# What this task involves
Copy out the rows word for word, from the first row down to and including the row that contains "bottom-matched-point-62 bbox=[455, 599, 466, 610]".

# Extracted entries
◇ ◇ ◇ ◇ ◇ ◇ ◇

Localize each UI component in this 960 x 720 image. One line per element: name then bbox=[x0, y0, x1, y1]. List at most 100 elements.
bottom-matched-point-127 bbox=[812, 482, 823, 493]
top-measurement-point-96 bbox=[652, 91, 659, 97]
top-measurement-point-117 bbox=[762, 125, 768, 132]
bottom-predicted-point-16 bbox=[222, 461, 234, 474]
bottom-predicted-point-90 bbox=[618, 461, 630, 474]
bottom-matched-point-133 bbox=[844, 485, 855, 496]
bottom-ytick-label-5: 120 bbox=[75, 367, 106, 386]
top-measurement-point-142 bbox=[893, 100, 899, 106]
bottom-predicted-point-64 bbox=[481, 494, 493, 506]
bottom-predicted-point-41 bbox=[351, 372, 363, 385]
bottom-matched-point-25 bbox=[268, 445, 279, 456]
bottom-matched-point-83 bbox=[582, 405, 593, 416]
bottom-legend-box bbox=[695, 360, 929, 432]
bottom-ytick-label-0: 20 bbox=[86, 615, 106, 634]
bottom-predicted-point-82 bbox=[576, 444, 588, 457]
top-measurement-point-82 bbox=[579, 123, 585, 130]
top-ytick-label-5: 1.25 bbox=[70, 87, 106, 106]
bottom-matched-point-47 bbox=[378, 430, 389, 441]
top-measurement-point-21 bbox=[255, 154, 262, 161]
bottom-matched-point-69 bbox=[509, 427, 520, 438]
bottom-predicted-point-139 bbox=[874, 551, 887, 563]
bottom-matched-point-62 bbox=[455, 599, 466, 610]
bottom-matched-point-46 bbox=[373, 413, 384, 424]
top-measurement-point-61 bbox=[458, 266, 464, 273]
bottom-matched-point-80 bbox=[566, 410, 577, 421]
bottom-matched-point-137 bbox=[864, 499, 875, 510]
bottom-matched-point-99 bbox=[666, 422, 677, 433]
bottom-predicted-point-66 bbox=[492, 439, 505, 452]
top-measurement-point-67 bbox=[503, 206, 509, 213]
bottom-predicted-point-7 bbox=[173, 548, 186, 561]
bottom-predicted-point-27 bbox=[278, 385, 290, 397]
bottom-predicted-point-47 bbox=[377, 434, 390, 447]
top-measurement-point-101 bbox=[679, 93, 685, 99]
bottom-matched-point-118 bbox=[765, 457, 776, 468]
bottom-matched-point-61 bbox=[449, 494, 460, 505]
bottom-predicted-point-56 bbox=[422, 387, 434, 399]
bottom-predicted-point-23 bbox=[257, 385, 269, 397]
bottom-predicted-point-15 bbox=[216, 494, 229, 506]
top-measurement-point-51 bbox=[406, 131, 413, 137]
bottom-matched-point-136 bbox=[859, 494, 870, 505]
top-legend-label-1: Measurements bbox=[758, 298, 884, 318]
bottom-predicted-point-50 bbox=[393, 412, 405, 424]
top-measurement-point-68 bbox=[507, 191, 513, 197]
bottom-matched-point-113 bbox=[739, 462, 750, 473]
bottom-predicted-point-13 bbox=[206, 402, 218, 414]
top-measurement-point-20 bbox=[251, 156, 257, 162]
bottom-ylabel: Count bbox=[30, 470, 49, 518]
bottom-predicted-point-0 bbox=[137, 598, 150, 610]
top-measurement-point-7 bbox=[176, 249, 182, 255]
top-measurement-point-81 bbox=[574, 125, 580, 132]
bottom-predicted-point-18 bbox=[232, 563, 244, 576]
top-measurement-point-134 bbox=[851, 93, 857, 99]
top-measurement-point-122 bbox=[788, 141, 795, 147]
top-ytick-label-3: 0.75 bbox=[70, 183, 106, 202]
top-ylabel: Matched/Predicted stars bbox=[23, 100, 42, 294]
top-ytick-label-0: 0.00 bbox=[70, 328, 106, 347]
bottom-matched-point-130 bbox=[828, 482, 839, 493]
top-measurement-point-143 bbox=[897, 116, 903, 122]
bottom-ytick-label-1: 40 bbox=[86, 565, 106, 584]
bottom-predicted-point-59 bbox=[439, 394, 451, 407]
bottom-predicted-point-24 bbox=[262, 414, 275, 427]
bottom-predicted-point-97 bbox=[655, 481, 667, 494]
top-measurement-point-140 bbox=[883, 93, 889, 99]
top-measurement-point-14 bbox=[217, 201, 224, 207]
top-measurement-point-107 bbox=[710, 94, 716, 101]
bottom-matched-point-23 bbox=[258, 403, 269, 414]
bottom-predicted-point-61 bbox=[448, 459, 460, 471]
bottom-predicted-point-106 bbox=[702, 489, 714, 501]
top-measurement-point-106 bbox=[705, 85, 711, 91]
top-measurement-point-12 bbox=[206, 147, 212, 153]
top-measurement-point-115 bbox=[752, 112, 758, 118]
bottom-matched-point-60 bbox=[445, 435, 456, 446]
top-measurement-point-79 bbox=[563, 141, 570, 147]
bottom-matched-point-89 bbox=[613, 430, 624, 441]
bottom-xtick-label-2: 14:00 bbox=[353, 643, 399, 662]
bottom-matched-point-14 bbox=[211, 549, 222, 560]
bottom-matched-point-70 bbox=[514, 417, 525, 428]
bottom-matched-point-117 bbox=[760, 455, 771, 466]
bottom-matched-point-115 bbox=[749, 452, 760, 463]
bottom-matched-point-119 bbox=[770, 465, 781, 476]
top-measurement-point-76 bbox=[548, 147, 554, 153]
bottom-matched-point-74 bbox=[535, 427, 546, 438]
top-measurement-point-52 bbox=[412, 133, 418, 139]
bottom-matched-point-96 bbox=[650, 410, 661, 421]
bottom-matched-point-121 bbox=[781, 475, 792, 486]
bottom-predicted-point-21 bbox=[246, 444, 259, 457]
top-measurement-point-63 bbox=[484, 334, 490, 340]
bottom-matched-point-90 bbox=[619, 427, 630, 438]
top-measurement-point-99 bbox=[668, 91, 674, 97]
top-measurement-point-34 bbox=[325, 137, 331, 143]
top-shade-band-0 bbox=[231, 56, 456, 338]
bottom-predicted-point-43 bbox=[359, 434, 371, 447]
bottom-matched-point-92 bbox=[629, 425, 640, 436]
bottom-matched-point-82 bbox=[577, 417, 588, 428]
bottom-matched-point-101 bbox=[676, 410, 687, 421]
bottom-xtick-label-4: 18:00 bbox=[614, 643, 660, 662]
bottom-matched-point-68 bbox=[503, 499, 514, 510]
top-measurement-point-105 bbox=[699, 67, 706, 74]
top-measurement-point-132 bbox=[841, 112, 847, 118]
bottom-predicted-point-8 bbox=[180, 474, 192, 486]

◇ ◇ ◇ ◇ ◇ ◇ ◇

# Exercise result
Localize each UI component in this 960 x 720 image. One line per element: name then bbox=[x0, y0, x1, y1]. List at most 100 elements.
bottom-matched-point-127 bbox=[812, 482, 823, 493]
top-measurement-point-96 bbox=[652, 91, 659, 97]
top-measurement-point-117 bbox=[762, 125, 768, 132]
bottom-predicted-point-16 bbox=[222, 461, 234, 474]
bottom-predicted-point-90 bbox=[618, 461, 630, 474]
bottom-matched-point-133 bbox=[844, 485, 855, 496]
bottom-ytick-label-5: 120 bbox=[75, 367, 106, 386]
top-measurement-point-142 bbox=[893, 100, 899, 106]
bottom-predicted-point-64 bbox=[481, 494, 493, 506]
bottom-predicted-point-41 bbox=[351, 372, 363, 385]
bottom-matched-point-25 bbox=[268, 445, 279, 456]
bottom-matched-point-83 bbox=[582, 405, 593, 416]
bottom-legend-box bbox=[695, 360, 929, 432]
bottom-ytick-label-0: 20 bbox=[86, 615, 106, 634]
bottom-predicted-point-82 bbox=[576, 444, 588, 457]
top-measurement-point-82 bbox=[579, 123, 585, 130]
top-ytick-label-5: 1.25 bbox=[70, 87, 106, 106]
bottom-matched-point-47 bbox=[378, 430, 389, 441]
top-measurement-point-21 bbox=[255, 154, 262, 161]
bottom-matched-point-69 bbox=[509, 427, 520, 438]
bottom-predicted-point-139 bbox=[874, 551, 887, 563]
bottom-matched-point-62 bbox=[455, 599, 466, 610]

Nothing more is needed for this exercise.